Return every line below as is, leaving out the pictures.

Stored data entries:
________________

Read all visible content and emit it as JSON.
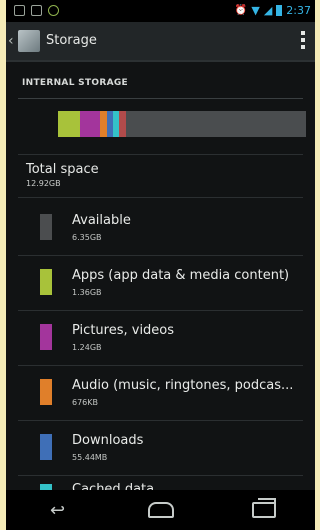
{
  "statusbar": {
    "time": "2:37"
  },
  "actionbar": {
    "title": "Storage"
  },
  "section": {
    "header": "INTERNAL STORAGE"
  },
  "usage_colors": {
    "apps": "#a8c23a",
    "pictures": "#a3359c",
    "audio": "#e07f2a",
    "downloads": "#3f6fb7",
    "cached": "#34c2c8",
    "misc": "#b14b4b",
    "available": "#4a4d4f"
  },
  "total": {
    "label": "Total space",
    "value": "12.92GB"
  },
  "items": [
    {
      "label": "Available",
      "size": "6.35GB",
      "color": "#4b4d4f"
    },
    {
      "label": "Apps (app data & media content)",
      "size": "1.36GB",
      "color": "#a8c23a"
    },
    {
      "label": "Pictures, videos",
      "size": "1.24GB",
      "color": "#a3359c"
    },
    {
      "label": "Audio (music, ringtones, podcas...",
      "size": "676KB",
      "color": "#e07f2a"
    },
    {
      "label": "Downloads",
      "size": "55.44MB",
      "color": "#3f6fb7"
    },
    {
      "label": "Cached data",
      "size": "",
      "color": "#34c2c8"
    }
  ]
}
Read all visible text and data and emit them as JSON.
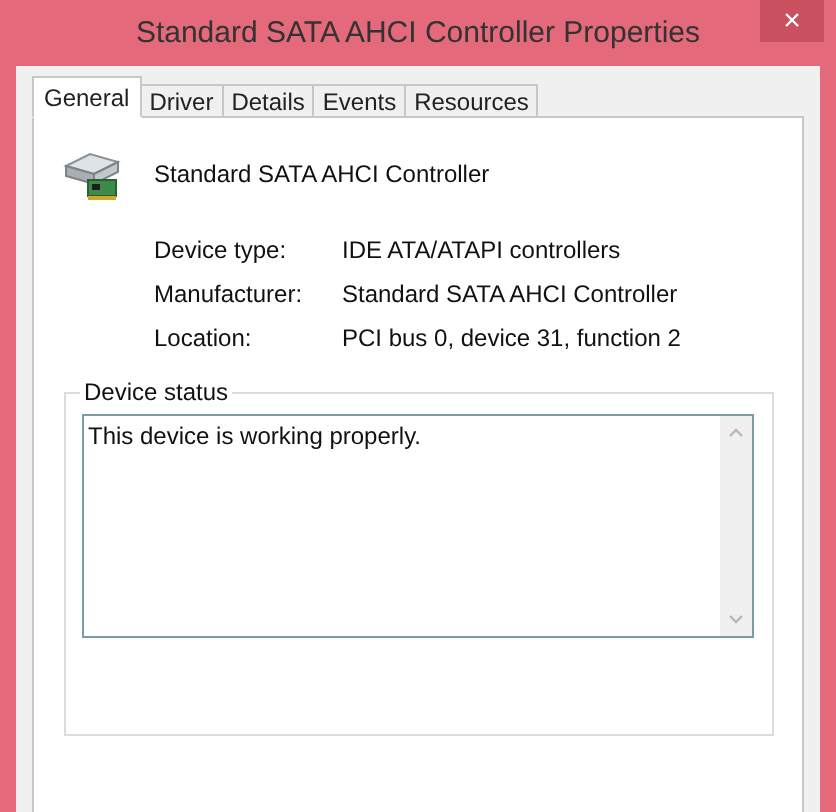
{
  "window": {
    "title": "Standard SATA AHCI Controller Properties",
    "close": "×"
  },
  "tabs": [
    {
      "label": "General",
      "selected": true
    },
    {
      "label": "Driver",
      "selected": false
    },
    {
      "label": "Details",
      "selected": false
    },
    {
      "label": "Events",
      "selected": false
    },
    {
      "label": "Resources",
      "selected": false
    }
  ],
  "device": {
    "name": "Standard SATA AHCI Controller"
  },
  "properties": [
    {
      "label": "Device type:",
      "value": "IDE ATA/ATAPI controllers"
    },
    {
      "label": "Manufacturer:",
      "value": "Standard SATA AHCI Controller"
    },
    {
      "label": "Location:",
      "value": "PCI bus 0, device 31, function 2"
    }
  ],
  "device_status": {
    "title": "Device status",
    "value": "This device is working properly."
  }
}
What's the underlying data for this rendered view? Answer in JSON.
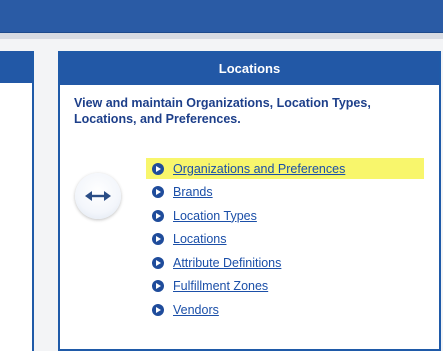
{
  "locations_panel": {
    "title": "Locations",
    "description": "View and maintain Organizations, Location Types, Locations, and Preferences.",
    "icon": "double-arrow-icon",
    "links": [
      {
        "label": "Organizations and Preferences",
        "highlighted": true
      },
      {
        "label": "Brands"
      },
      {
        "label": "Location Types"
      },
      {
        "label": "Locations"
      },
      {
        "label": "Attribute Definitions"
      },
      {
        "label": "Fulfillment Zones"
      },
      {
        "label": "Vendors"
      }
    ]
  },
  "colors": {
    "header_blue": "#2258a6",
    "link_blue": "#1b4fa8",
    "highlight_yellow": "#f8f66c"
  }
}
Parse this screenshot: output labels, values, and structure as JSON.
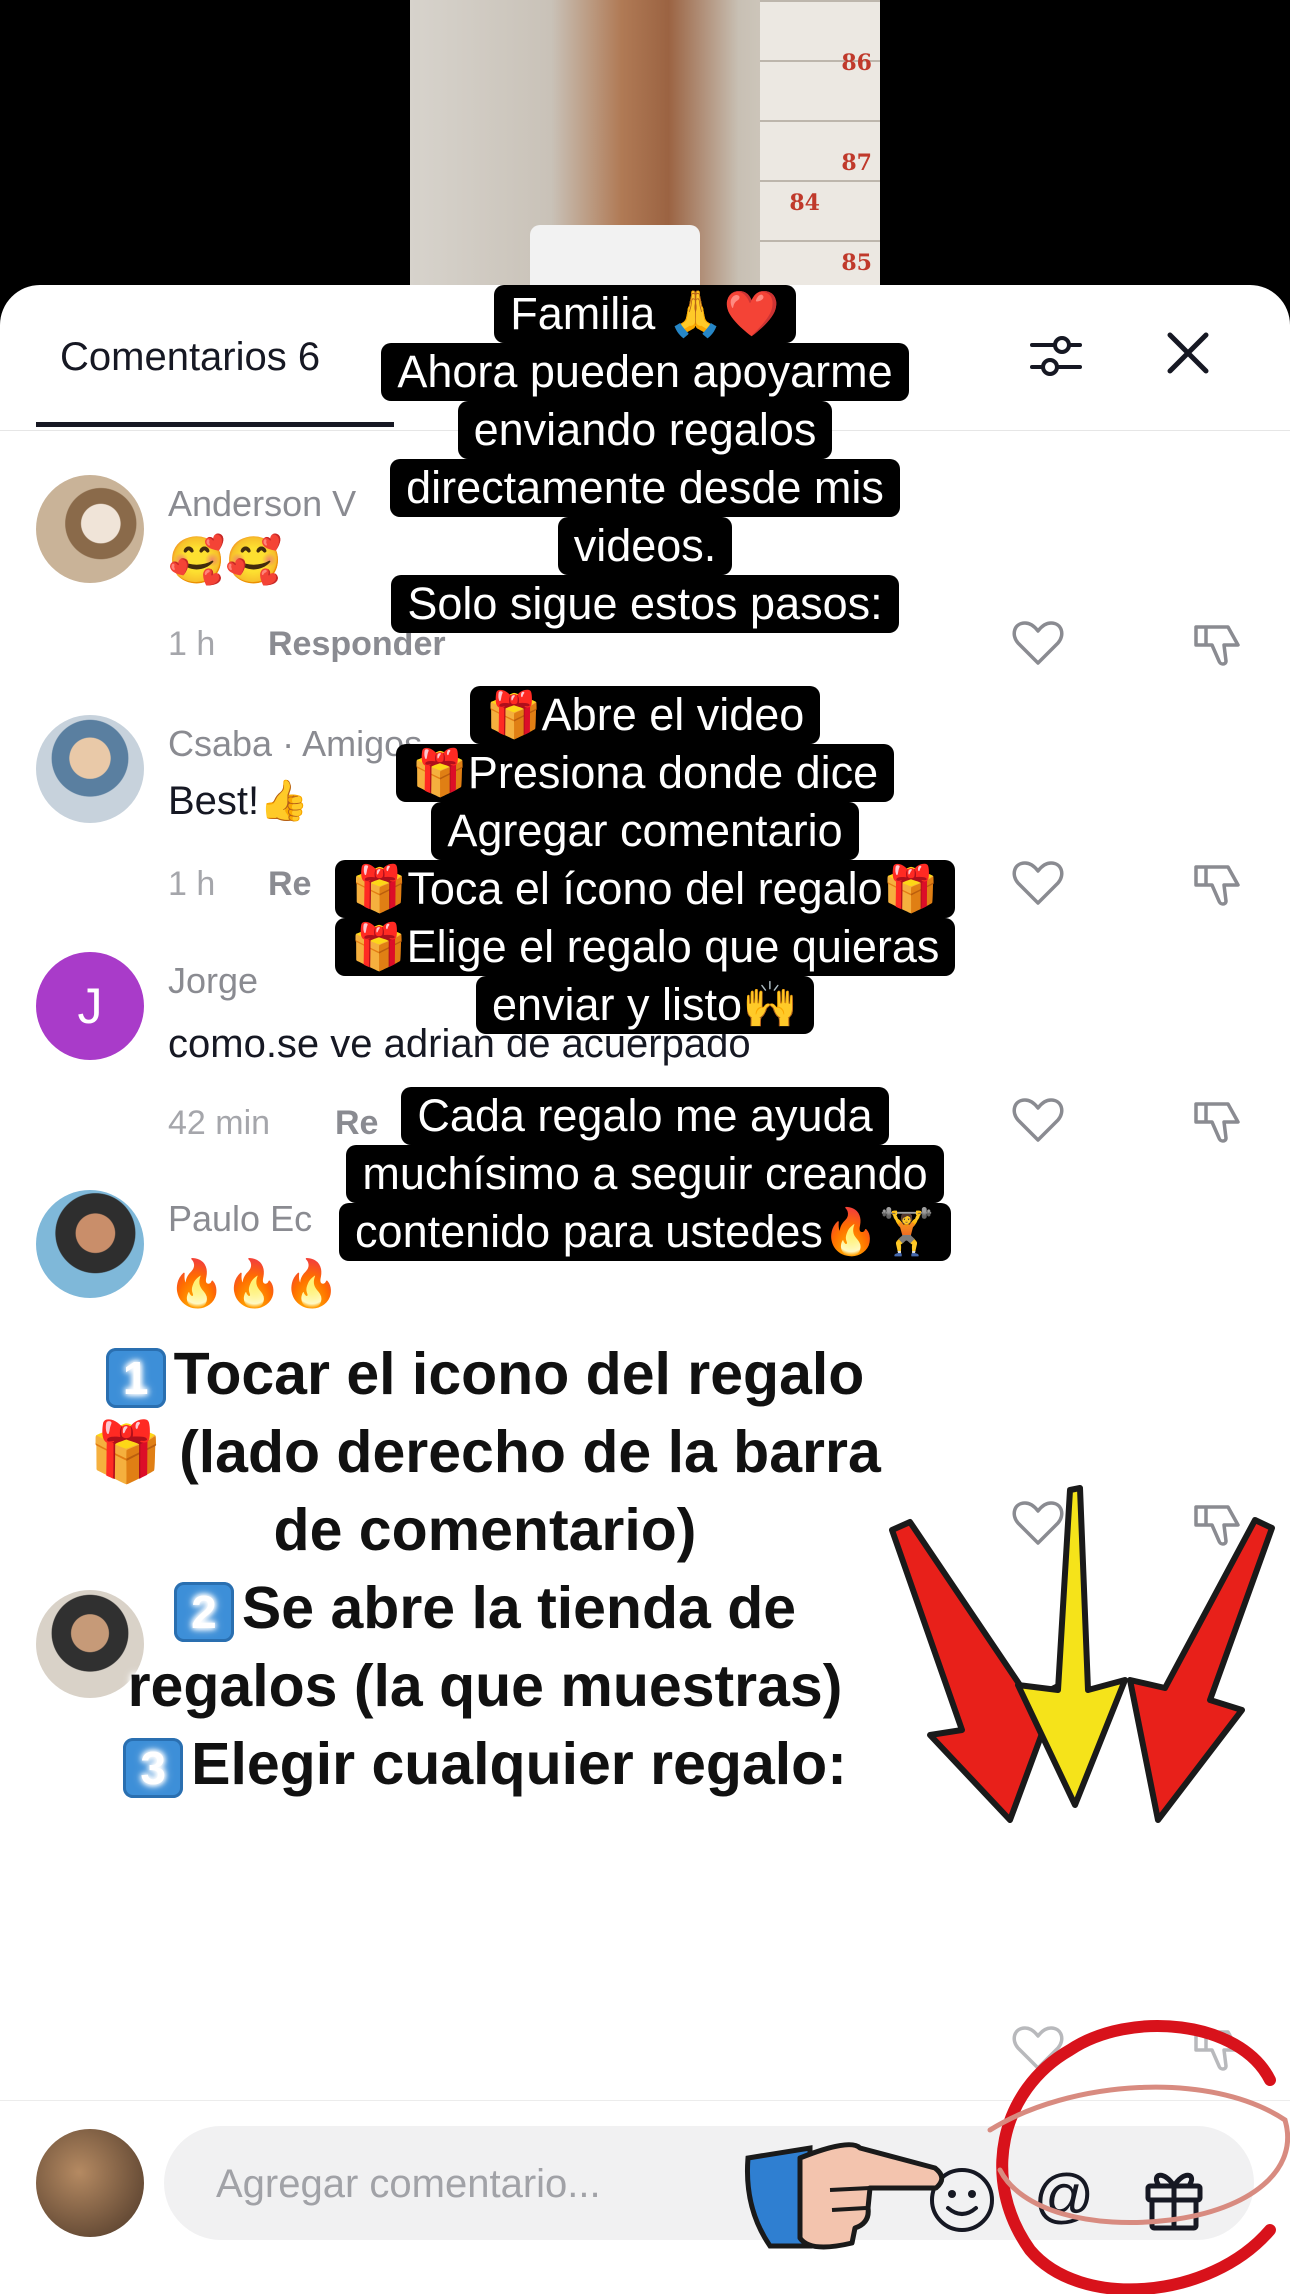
{
  "header": {
    "tab_title": "Comentarios 6"
  },
  "comments": [
    {
      "username": "Anderson V",
      "text": "🥰🥰",
      "time": "1 h",
      "reply": "Responder"
    },
    {
      "username": "Csaba · Amigos",
      "text": "Best!👍",
      "time": "1 h",
      "reply": "Re"
    },
    {
      "username": "Jorge",
      "avatar_letter": "J",
      "text": "como.se ve adrian de acuerpado",
      "time": "42 min",
      "reply": "Re"
    },
    {
      "username": "Paulo Ec",
      "text": "🔥🔥🔥"
    }
  ],
  "caption": [
    "Familia 🙏❤️",
    "Ahora pueden apoyarme",
    "enviando regalos",
    "directamente desde mis",
    "videos.",
    "Solo sigue estos pasos:",
    "🎁Abre el video",
    "🎁Presiona donde dice",
    "Agregar comentario",
    "🎁Toca el ícono del regalo🎁",
    "🎁Elige el regalo que quieras",
    "enviar y listo🙌",
    "Cada regalo me ayuda",
    "muchísimo a seguir creando",
    "contenido para ustedes🔥🏋️"
  ],
  "steps": {
    "step1_num": "1",
    "step1_line1": "Tocar el icono del regalo",
    "step1_line2": "🎁 (lado derecho de la barra",
    "step1_line3": "de comentario)",
    "step2_num": "2",
    "step2_line1": "Se abre la tienda de",
    "step2_line2": "regalos (la que muestras)",
    "step3_num": "3",
    "step3_line1": "Elegir cualquier regalo:"
  },
  "composer": {
    "placeholder": "Agregar comentario...",
    "at_label": "@"
  },
  "video": {
    "locker_numbers": [
      "86",
      "87",
      "84",
      "85"
    ]
  },
  "colors": {
    "arrow_red": "#e8201a",
    "arrow_yellow": "#f5e31a",
    "circle_red": "#d8121b",
    "badge_blue": "#3d8fd8",
    "jorge_avatar": "#a93bc9"
  }
}
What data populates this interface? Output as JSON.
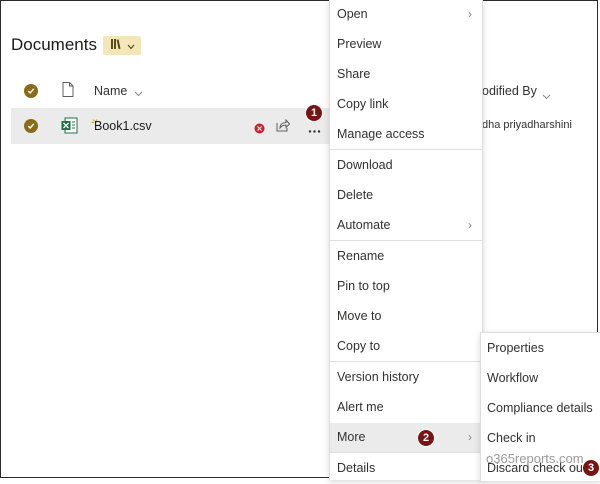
{
  "library": {
    "title": "Documents",
    "view_icon": "library-books-icon"
  },
  "columns": {
    "name": "Name",
    "modified_by": "odified By"
  },
  "row": {
    "filename": "Book1.csv",
    "modified_by": "dha priyadharshini"
  },
  "context_menu": {
    "items": [
      {
        "label": "Open",
        "has_submenu": true
      },
      {
        "label": "Preview"
      },
      {
        "label": "Share"
      },
      {
        "label": "Copy link"
      },
      {
        "label": "Manage access"
      },
      {
        "label": "Download"
      },
      {
        "label": "Delete"
      },
      {
        "label": "Automate",
        "has_submenu": true
      },
      {
        "label": "Rename"
      },
      {
        "label": "Pin to top"
      },
      {
        "label": "Move to"
      },
      {
        "label": "Copy to"
      },
      {
        "label": "Version history"
      },
      {
        "label": "Alert me"
      },
      {
        "label": "More",
        "has_submenu": true,
        "highlighted": true
      },
      {
        "label": "Details"
      }
    ]
  },
  "submenu": {
    "items": [
      {
        "label": "Properties"
      },
      {
        "label": "Workflow"
      },
      {
        "label": "Compliance details"
      },
      {
        "label": "Check in"
      },
      {
        "label": "Discard check out"
      }
    ]
  },
  "callouts": [
    "1",
    "2",
    "3"
  ],
  "watermark": "o365reports.com",
  "colors": {
    "accent": "#8b6a1a",
    "badge": "#7a1414",
    "highlight": "#ebebeb",
    "excel": "#1f7244"
  }
}
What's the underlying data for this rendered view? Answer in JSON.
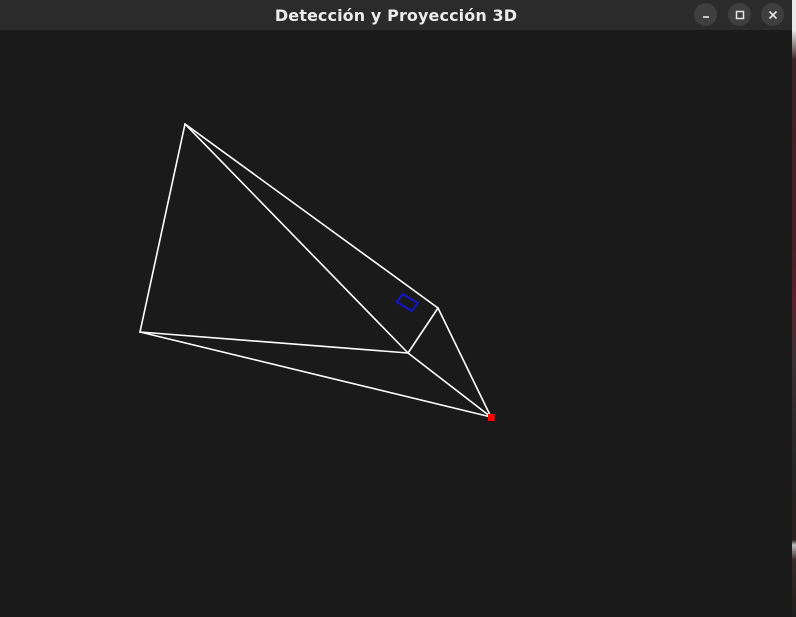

________________

• _Reply to the exercise_
Read all visible content and emit it as JSON.
{
  "statusbar": {
    "time": "2:37"
  },
  "actionbar": {
    "title": "Storage"
  },
  "section": {
    "header": "INTERNAL STORAGE"
  },
  "usage_colors": {
    "apps": "#a8c23a",
    "pictures": "#a3359c",
    "audio": "#e07f2a",
    "downloads": "#3f6fb7",
    "cached": "#34c2c8",
    "misc": "#b14b4b",
    "available": "#4a4d4f"
  },
  "total": {
    "label": "Total space",
    "value": "12.92GB"
  },
  "items": [
    {
      "label": "Available",
      "size": "6.35GB",
      "color": "#4b4d4f"
    },
    {
      "label": "Apps (app data & media content)",
      "size": "1.36GB",
      "color": "#a8c23a"
    },
    {
      "label": "Pictures, videos",
      "size": "1.24GB",
      "color": "#a3359c"
    },
    {
      "label": "Audio (music, ringtones, podcas...",
      "size": "676KB",
      "color": "#e07f2a"
    },
    {
      "label": "Downloads",
      "size": "55.44MB",
      "color": "#3f6fb7"
    },
    {
      "label": "Cached data",
      "size": "",
      "color": "#34c2c8"
    }
  ]
}
Read all visible text and data and emit them as JSON.
{
  "window": {
    "title": "Standard SATA AHCI Controller Properties",
    "close": "×"
  },
  "tabs": [
    {
      "label": "General",
      "selected": true
    },
    {
      "label": "Driver",
      "selected": false
    },
    {
      "label": "Details",
      "selected": false
    },
    {
      "label": "Events",
      "selected": false
    },
    {
      "label": "Resources",
      "selected": false
    }
  ],
  "device": {
    "name": "Standard SATA AHCI Controller"
  },
  "properties": [
    {
      "label": "Device type:",
      "value": "IDE ATA/ATAPI controllers"
    },
    {
      "label": "Manufacturer:",
      "value": "Standard SATA AHCI Controller"
    },
    {
      "label": "Location:",
      "value": "PCI bus 0, device 31, function 2"
    }
  ],
  "device_status": {
    "title": "Device status",
    "value": "This device is working properly."
  }
}
What's the underlying data for this rendered view? Answer in JSON.
{
  "locations_panel": {
    "title": "Locations",
    "description": "View and maintain Organizations, Location Types, Locations, and Preferences.",
    "icon": "double-arrow-icon",
    "links": [
      {
        "label": "Organizations and Preferences",
        "highlighted": true
      },
      {
        "label": "Brands"
      },
      {
        "label": "Location Types"
      },
      {
        "label": "Locations"
      },
      {
        "label": "Attribute Definitions"
      },
      {
        "label": "Fulfillment Zones"
      },
      {
        "label": "Vendors"
      }
    ]
  },
  "colors": {
    "header_blue": "#2258a6",
    "link_blue": "#1b4fa8",
    "highlight_yellow": "#f8f66c"
  }
}
Parse this screenshot: output labels, values, and structure as JSON.
{
  "header": {
    "tab_title": "Comentarios 6"
  },
  "comments": [
    {
      "username": "Anderson V",
      "text": "🥰🥰",
      "time": "1 h",
      "reply": "Responder"
    },
    {
      "username": "Csaba · Amigos",
      "text": "Best!👍",
      "time": "1 h",
      "reply": "Re"
    },
    {
      "username": "Jorge",
      "avatar_letter": "J",
      "text": "como.se ve adrian de acuerpado",
      "time": "42 min",
      "reply": "Re"
    },
    {
      "username": "Paulo Ec",
      "text": "🔥🔥🔥"
    }
  ],
  "caption": [
    "Familia 🙏❤️",
    "Ahora pueden apoyarme",
    "enviando regalos",
    "directamente desde mis",
    "videos.",
    "Solo sigue estos pasos:",
    "🎁Abre el video",
    "🎁Presiona donde dice",
    "Agregar comentario",
    "🎁Toca el ícono del regalo🎁",
    "🎁Elige el regalo que quieras",
    "enviar y listo🙌",
    "Cada regalo me ayuda",
    "muchísimo a seguir creando",
    "contenido para ustedes🔥🏋️"
  ],
  "steps": {
    "step1_num": "1",
    "step1_line1": "Tocar el icono del regalo",
    "step1_line2": "🎁 (lado derecho de la barra",
    "step1_line3": "de comentario)",
    "step2_num": "2",
    "step2_line1": "Se abre la tienda de",
    "step2_line2": "regalos (la que muestras)",
    "step3_num": "3",
    "step3_line1": "Elegir cualquier regalo:"
  },
  "composer": {
    "placeholder": "Agregar comentario...",
    "at_label": "@"
  },
  "video": {
    "locker_numbers": [
      "86",
      "87",
      "84",
      "85"
    ]
  },
  "colors": {
    "arrow_red": "#e8201a",
    "arrow_yellow": "#f5e31a",
    "circle_red": "#d8121b",
    "badge_blue": "#3d8fd8",
    "jorge_avatar": "#a93bc9"
  }
}
What data populates this interface? Output as JSON.
{
  "library": {
    "title": "Documents",
    "view_icon": "library-books-icon"
  },
  "columns": {
    "name": "Name",
    "modified_by": "odified By"
  },
  "row": {
    "filename": "Book1.csv",
    "modified_by": "dha priyadharshini"
  },
  "context_menu": {
    "items": [
      {
        "label": "Open",
        "has_submenu": true
      },
      {
        "label": "Preview"
      },
      {
        "label": "Share"
      },
      {
        "label": "Copy link"
      },
      {
        "label": "Manage access"
      },
      {
        "label": "Download"
      },
      {
        "label": "Delete"
      },
      {
        "label": "Automate",
        "has_submenu": true
      },
      {
        "label": "Rename"
      },
      {
        "label": "Pin to top"
      },
      {
        "label": "Move to"
      },
      {
        "label": "Copy to"
      },
      {
        "label": "Version history"
      },
      {
        "label": "Alert me"
      },
      {
        "label": "More",
        "has_submenu": true,
        "highlighted": true
      },
      {
        "label": "Details"
      }
    ]
  },
  "submenu": {
    "items": [
      {
        "label": "Properties"
      },
      {
        "label": "Workflow"
      },
      {
        "label": "Compliance details"
      },
      {
        "label": "Check in"
      },
      {
        "label": "Discard check out"
      }
    ]
  },
  "callouts": [
    "1",
    "2",
    "3"
  ],
  "watermark": "o365reports.com",
  "colors": {
    "accent": "#8b6a1a",
    "badge": "#7a1414",
    "highlight": "#ebebeb",
    "excel": "#1f7244"
  }
}
What's the underlying data for this rendered view? Answer in JSON.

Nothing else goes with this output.